**WHAT THIS TASK INVOLVES:**
Work through the data line by line, gathering every line that has the word "July".

**MATERIAL:**
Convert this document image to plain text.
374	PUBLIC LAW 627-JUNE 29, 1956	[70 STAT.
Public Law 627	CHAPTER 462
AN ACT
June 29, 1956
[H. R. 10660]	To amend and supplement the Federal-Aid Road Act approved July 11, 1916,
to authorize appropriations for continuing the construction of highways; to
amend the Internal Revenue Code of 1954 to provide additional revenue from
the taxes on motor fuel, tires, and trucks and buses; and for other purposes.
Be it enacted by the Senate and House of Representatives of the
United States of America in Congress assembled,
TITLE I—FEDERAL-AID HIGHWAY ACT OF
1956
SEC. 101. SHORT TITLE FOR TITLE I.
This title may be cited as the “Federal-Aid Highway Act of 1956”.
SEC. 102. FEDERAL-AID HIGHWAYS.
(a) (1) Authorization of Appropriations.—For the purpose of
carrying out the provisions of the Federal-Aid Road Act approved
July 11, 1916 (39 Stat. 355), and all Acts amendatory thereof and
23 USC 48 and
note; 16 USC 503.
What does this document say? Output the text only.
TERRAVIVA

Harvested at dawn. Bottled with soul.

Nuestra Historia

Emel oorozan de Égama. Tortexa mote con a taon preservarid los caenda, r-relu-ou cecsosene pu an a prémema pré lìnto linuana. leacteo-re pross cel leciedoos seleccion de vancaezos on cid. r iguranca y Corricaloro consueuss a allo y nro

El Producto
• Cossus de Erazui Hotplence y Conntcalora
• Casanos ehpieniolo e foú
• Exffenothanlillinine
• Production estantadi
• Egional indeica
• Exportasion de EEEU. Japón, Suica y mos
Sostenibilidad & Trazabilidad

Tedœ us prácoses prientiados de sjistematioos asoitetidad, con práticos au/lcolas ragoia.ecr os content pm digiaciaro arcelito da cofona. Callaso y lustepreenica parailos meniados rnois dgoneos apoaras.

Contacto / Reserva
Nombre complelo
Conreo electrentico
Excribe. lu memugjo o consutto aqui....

**TASK RESULT:**
[H. R. 10660]	To amend and supplement the Federal-Aid Road Act approved July 11, 1916,
July 11, 1916 (39 Stat. 355), and all Acts amendatory thereof and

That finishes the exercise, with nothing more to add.